**TASK PROMPT:** Reproduce the records below in full and without edits, omitting images.

━━ RECORD EXCERPTS

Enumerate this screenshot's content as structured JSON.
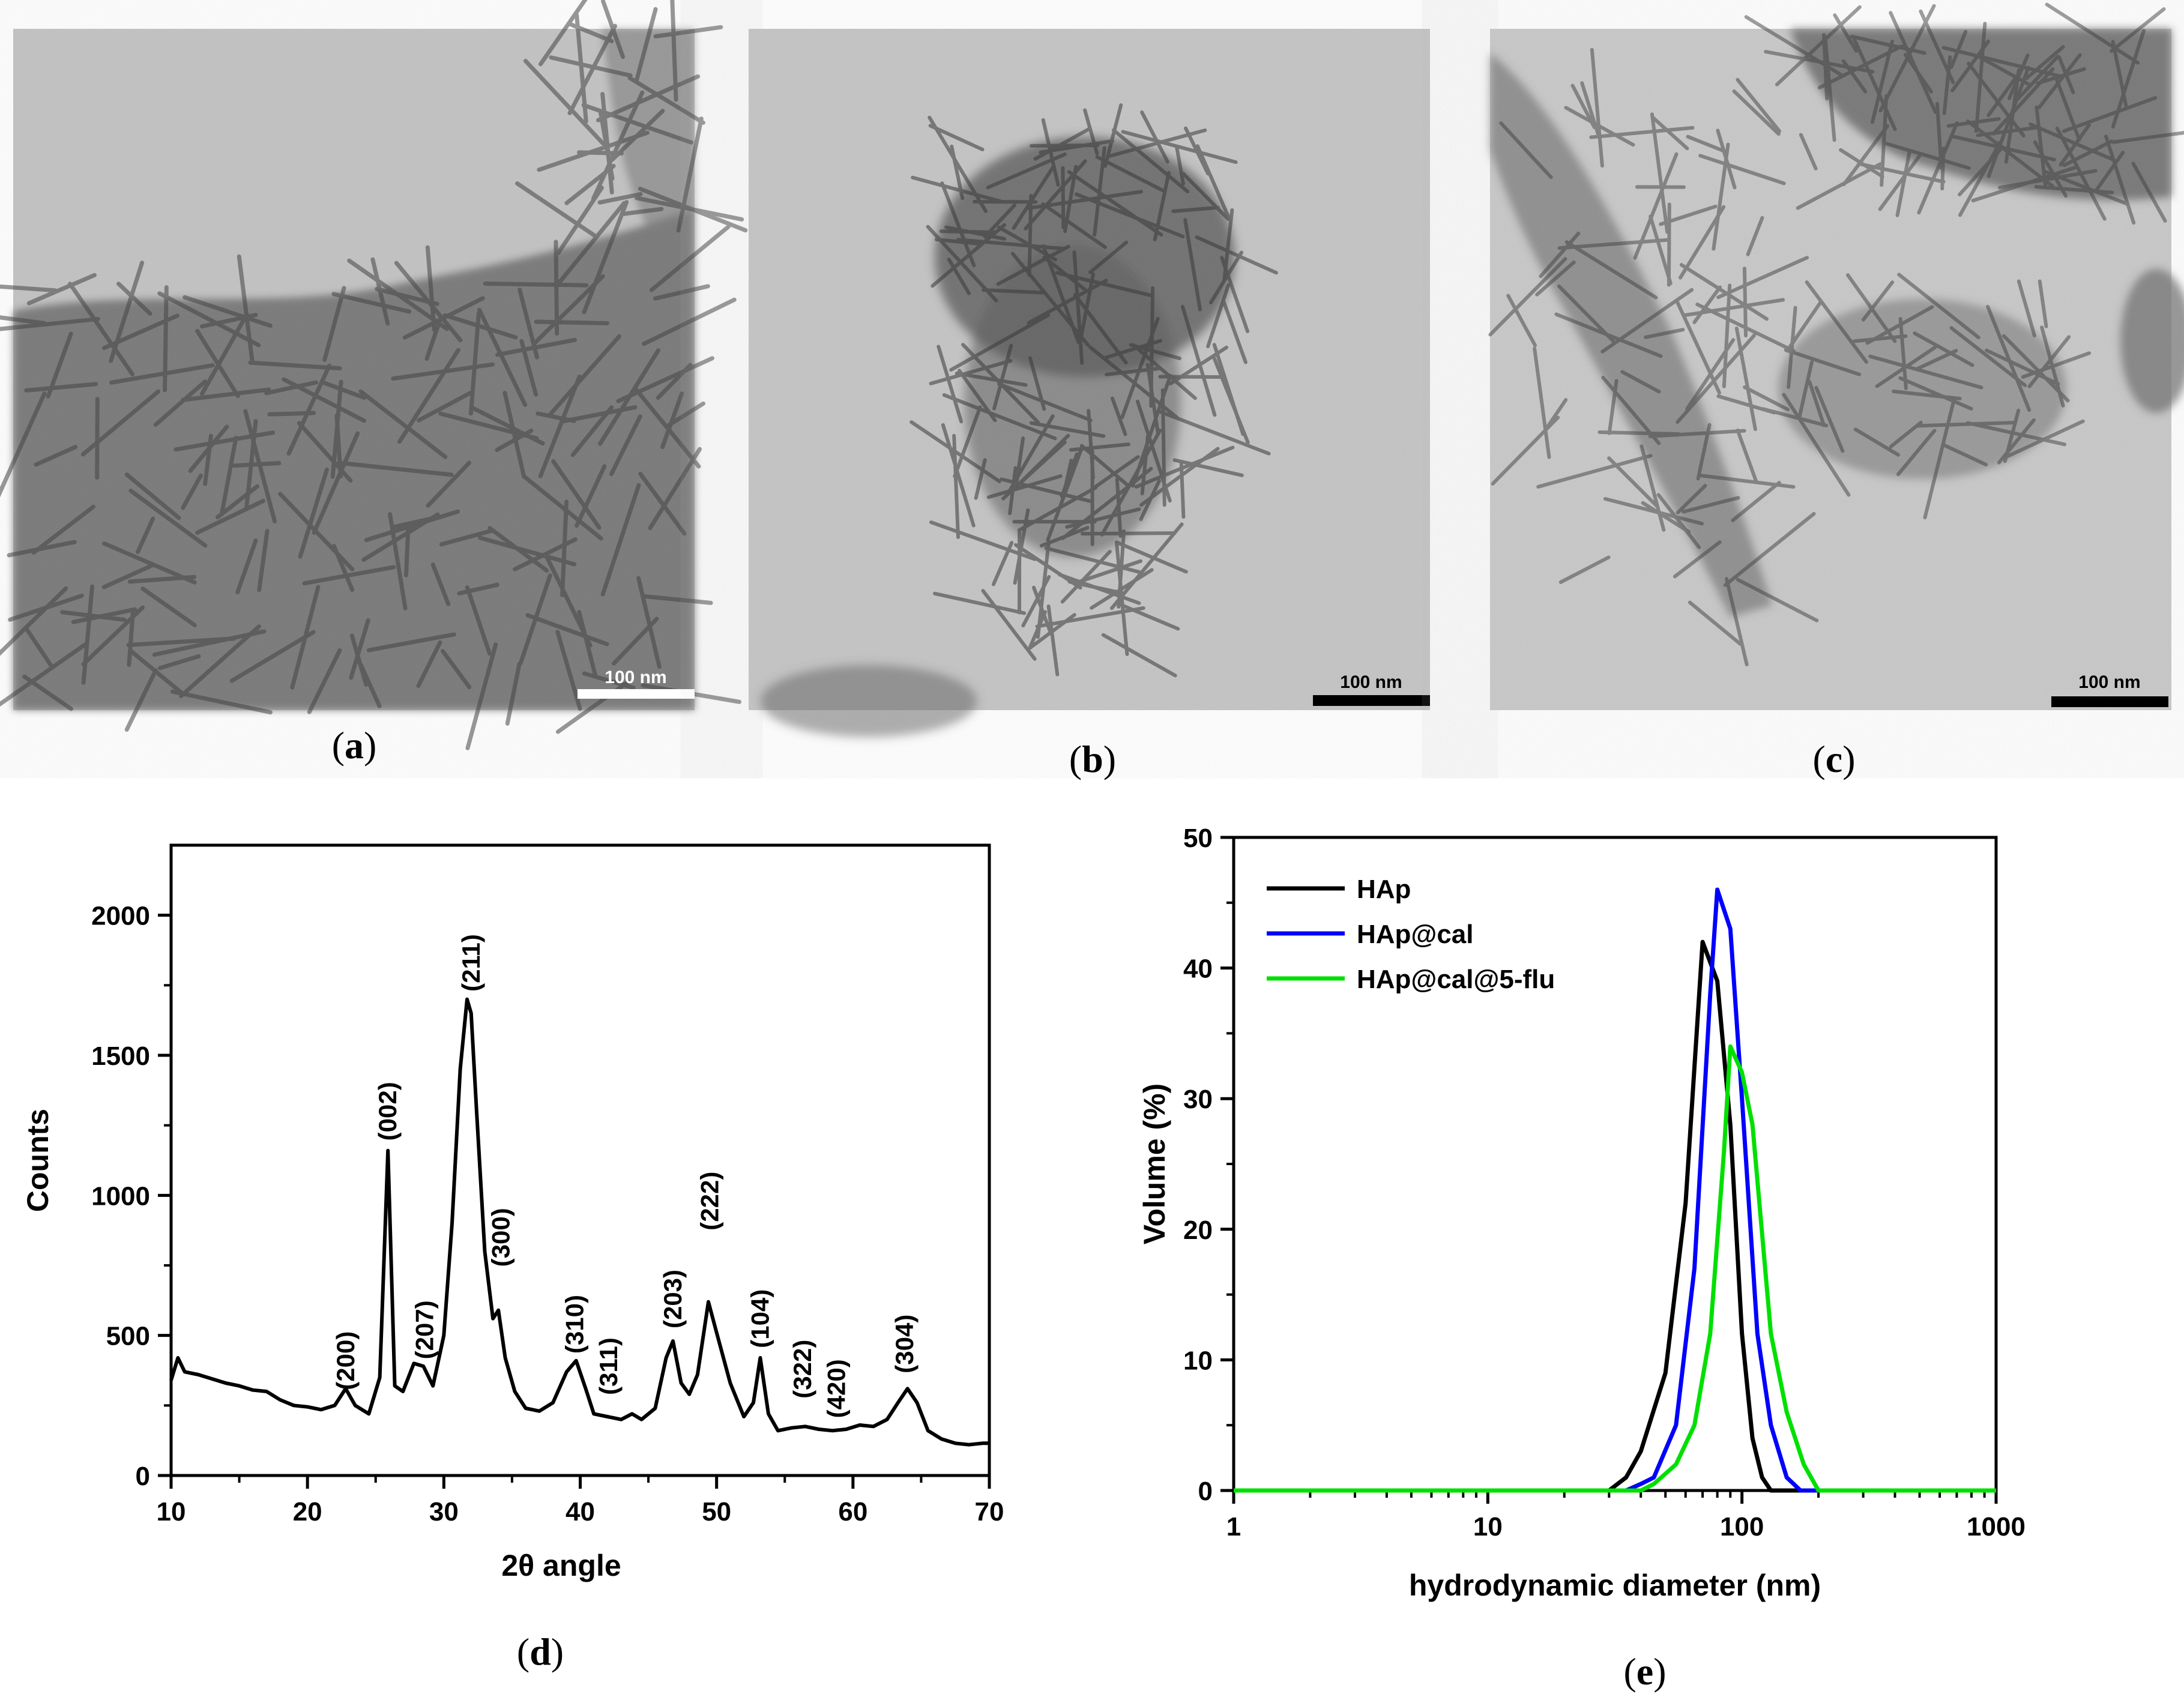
{
  "panels": {
    "a": {
      "caption_letter": "a",
      "scale_bar": "100 nm"
    },
    "b": {
      "caption_letter": "b",
      "scale_bar": "100 nm"
    },
    "c": {
      "caption_letter": "c",
      "scale_bar": "100 nm"
    },
    "d": {
      "caption_letter": "d"
    },
    "e": {
      "caption_letter": "e"
    }
  },
  "chart_data": [
    {
      "panel": "d",
      "type": "line",
      "xlabel": "2θ angle",
      "ylabel": "Counts",
      "xlim": [
        10,
        70
      ],
      "ylim": [
        0,
        2250
      ],
      "xticks": [
        10,
        20,
        30,
        40,
        50,
        60,
        70
      ],
      "yticks": [
        0,
        500,
        1000,
        1500,
        2000
      ],
      "grid": false,
      "series": [
        {
          "color": "#000000",
          "x": [
            10,
            10.5,
            11,
            12,
            13,
            14,
            15,
            16,
            17,
            18,
            19,
            20,
            21,
            22,
            22.8,
            23.5,
            24.5,
            25.3,
            25.9,
            26.4,
            27,
            27.8,
            28.5,
            29.2,
            30,
            30.6,
            31.2,
            31.7,
            32,
            32.4,
            33,
            33.6,
            34,
            34.5,
            35.2,
            36,
            37,
            38,
            39,
            39.7,
            40.4,
            41,
            42,
            43,
            43.8,
            44.5,
            45.5,
            46.3,
            46.8,
            47.4,
            48,
            48.6,
            49.4,
            50,
            51,
            52,
            52.7,
            53.2,
            53.8,
            54.5,
            55.5,
            56.5,
            57.5,
            58.5,
            59.5,
            60.5,
            61.5,
            62.5,
            63.3,
            64,
            64.7,
            65.5,
            66.5,
            67.5,
            68.5,
            69.5,
            70
          ],
          "y": [
            340,
            420,
            370,
            360,
            345,
            330,
            320,
            305,
            300,
            270,
            250,
            245,
            235,
            250,
            310,
            250,
            220,
            350,
            1160,
            320,
            300,
            400,
            390,
            320,
            500,
            900,
            1450,
            1700,
            1650,
            1300,
            800,
            560,
            590,
            420,
            300,
            240,
            230,
            260,
            370,
            410,
            310,
            220,
            210,
            200,
            220,
            200,
            240,
            420,
            480,
            330,
            290,
            360,
            620,
            510,
            330,
            210,
            260,
            420,
            220,
            160,
            170,
            175,
            165,
            160,
            165,
            180,
            175,
            200,
            260,
            310,
            260,
            160,
            130,
            115,
            110,
            115,
            115
          ]
        }
      ],
      "annotations": [
        "(200)",
        "(002)",
        "(207)",
        "(211)",
        "(300)",
        "(310)",
        "(311)",
        "(203)",
        "(222)",
        "(104)",
        "(322)",
        "(420)",
        "(304)"
      ]
    },
    {
      "panel": "e",
      "type": "line",
      "xlabel": "hydrodynamic diameter (nm)",
      "ylabel": "Volume (%)",
      "xscale": "log",
      "xlim": [
        1,
        1000
      ],
      "ylim": [
        0,
        50
      ],
      "xticks": [
        1,
        10,
        100,
        1000
      ],
      "yticks": [
        0,
        10,
        20,
        30,
        40,
        50
      ],
      "grid": false,
      "legend": "top-left",
      "series": [
        {
          "name": "HAp",
          "color": "#000000",
          "x": [
            1,
            30,
            35,
            40,
            50,
            60,
            70,
            80,
            90,
            100,
            110,
            120,
            130,
            1000
          ],
          "y": [
            0,
            0,
            1,
            3,
            9,
            22,
            42,
            39,
            28,
            12,
            4,
            1,
            0,
            0
          ]
        },
        {
          "name": "HAp@cal",
          "color": "#0000ff",
          "x": [
            1,
            35,
            40,
            45,
            55,
            65,
            75,
            80,
            90,
            100,
            115,
            130,
            150,
            170,
            1000
          ],
          "y": [
            0,
            0,
            0.5,
            1,
            5,
            17,
            38,
            46,
            43,
            30,
            12,
            5,
            1,
            0,
            0
          ]
        },
        {
          "name": "HAp@cal@5-flu",
          "color": "#00e000",
          "x": [
            1,
            40,
            45,
            55,
            65,
            75,
            85,
            90,
            100,
            110,
            130,
            150,
            175,
            200,
            1000
          ],
          "y": [
            0,
            0,
            0.5,
            2,
            5,
            12,
            26,
            34,
            32,
            28,
            12,
            6,
            2,
            0,
            0
          ]
        }
      ]
    }
  ]
}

━━━━

**EXPECTED ANSWER:**
Enumerate this screenshot's content as structured JSON.
{
  "panels": {
    "a": {
      "caption_letter": "a",
      "scale_bar": "100 nm"
    },
    "b": {
      "caption_letter": "b",
      "scale_bar": "100 nm"
    },
    "c": {
      "caption_letter": "c",
      "scale_bar": "100 nm"
    },
    "d": {
      "caption_letter": "d"
    },
    "e": {
      "caption_letter": "e"
    }
  },
  "chart_data": [
    {
      "panel": "d",
      "type": "line",
      "xlabel": "2θ angle",
      "ylabel": "Counts",
      "xlim": [
        10,
        70
      ],
      "ylim": [
        0,
        2250
      ],
      "xticks": [
        10,
        20,
        30,
        40,
        50,
        60,
        70
      ],
      "yticks": [
        0,
        500,
        1000,
        1500,
        2000
      ],
      "grid": false,
      "series": [
        {
          "color": "#000000",
          "x": [
            10,
            10.5,
            11,
            12,
            13,
            14,
            15,
            16,
            17,
            18,
            19,
            20,
            21,
            22,
            22.8,
            23.5,
            24.5,
            25.3,
            25.9,
            26.4,
            27,
            27.8,
            28.5,
            29.2,
            30,
            30.6,
            31.2,
            31.7,
            32,
            32.4,
            33,
            33.6,
            34,
            34.5,
            35.2,
            36,
            37,
            38,
            39,
            39.7,
            40.4,
            41,
            42,
            43,
            43.8,
            44.5,
            45.5,
            46.3,
            46.8,
            47.4,
            48,
            48.6,
            49.4,
            50,
            51,
            52,
            52.7,
            53.2,
            53.8,
            54.5,
            55.5,
            56.5,
            57.5,
            58.5,
            59.5,
            60.5,
            61.5,
            62.5,
            63.3,
            64,
            64.7,
            65.5,
            66.5,
            67.5,
            68.5,
            69.5,
            70
          ],
          "y": [
            340,
            420,
            370,
            360,
            345,
            330,
            320,
            305,
            300,
            270,
            250,
            245,
            235,
            250,
            310,
            250,
            220,
            350,
            1160,
            320,
            300,
            400,
            390,
            320,
            500,
            900,
            1450,
            1700,
            1650,
            1300,
            800,
            560,
            590,
            420,
            300,
            240,
            230,
            260,
            370,
            410,
            310,
            220,
            210,
            200,
            220,
            200,
            240,
            420,
            480,
            330,
            290,
            360,
            620,
            510,
            330,
            210,
            260,
            420,
            220,
            160,
            170,
            175,
            165,
            160,
            165,
            180,
            175,
            200,
            260,
            310,
            260,
            160,
            130,
            115,
            110,
            115,
            115
          ]
        }
      ],
      "annotations": [
        "(200)",
        "(002)",
        "(207)",
        "(211)",
        "(300)",
        "(310)",
        "(311)",
        "(203)",
        "(222)",
        "(104)",
        "(322)",
        "(420)",
        "(304)"
      ]
    },
    {
      "panel": "e",
      "type": "line",
      "xlabel": "hydrodynamic diameter (nm)",
      "ylabel": "Volume (%)",
      "xscale": "log",
      "xlim": [
        1,
        1000
      ],
      "ylim": [
        0,
        50
      ],
      "xticks": [
        1,
        10,
        100,
        1000
      ],
      "yticks": [
        0,
        10,
        20,
        30,
        40,
        50
      ],
      "grid": false,
      "legend": "top-left",
      "series": [
        {
          "name": "HAp",
          "color": "#000000",
          "x": [
            1,
            30,
            35,
            40,
            50,
            60,
            70,
            80,
            90,
            100,
            110,
            120,
            130,
            1000
          ],
          "y": [
            0,
            0,
            1,
            3,
            9,
            22,
            42,
            39,
            28,
            12,
            4,
            1,
            0,
            0
          ]
        },
        {
          "name": "HAp@cal",
          "color": "#0000ff",
          "x": [
            1,
            35,
            40,
            45,
            55,
            65,
            75,
            80,
            90,
            100,
            115,
            130,
            150,
            170,
            1000
          ],
          "y": [
            0,
            0,
            0.5,
            1,
            5,
            17,
            38,
            46,
            43,
            30,
            12,
            5,
            1,
            0,
            0
          ]
        },
        {
          "name": "HAp@cal@5-flu",
          "color": "#00e000",
          "x": [
            1,
            40,
            45,
            55,
            65,
            75,
            85,
            90,
            100,
            110,
            130,
            150,
            175,
            200,
            1000
          ],
          "y": [
            0,
            0,
            0.5,
            2,
            5,
            12,
            26,
            34,
            32,
            28,
            12,
            6,
            2,
            0,
            0
          ]
        }
      ]
    }
  ]
}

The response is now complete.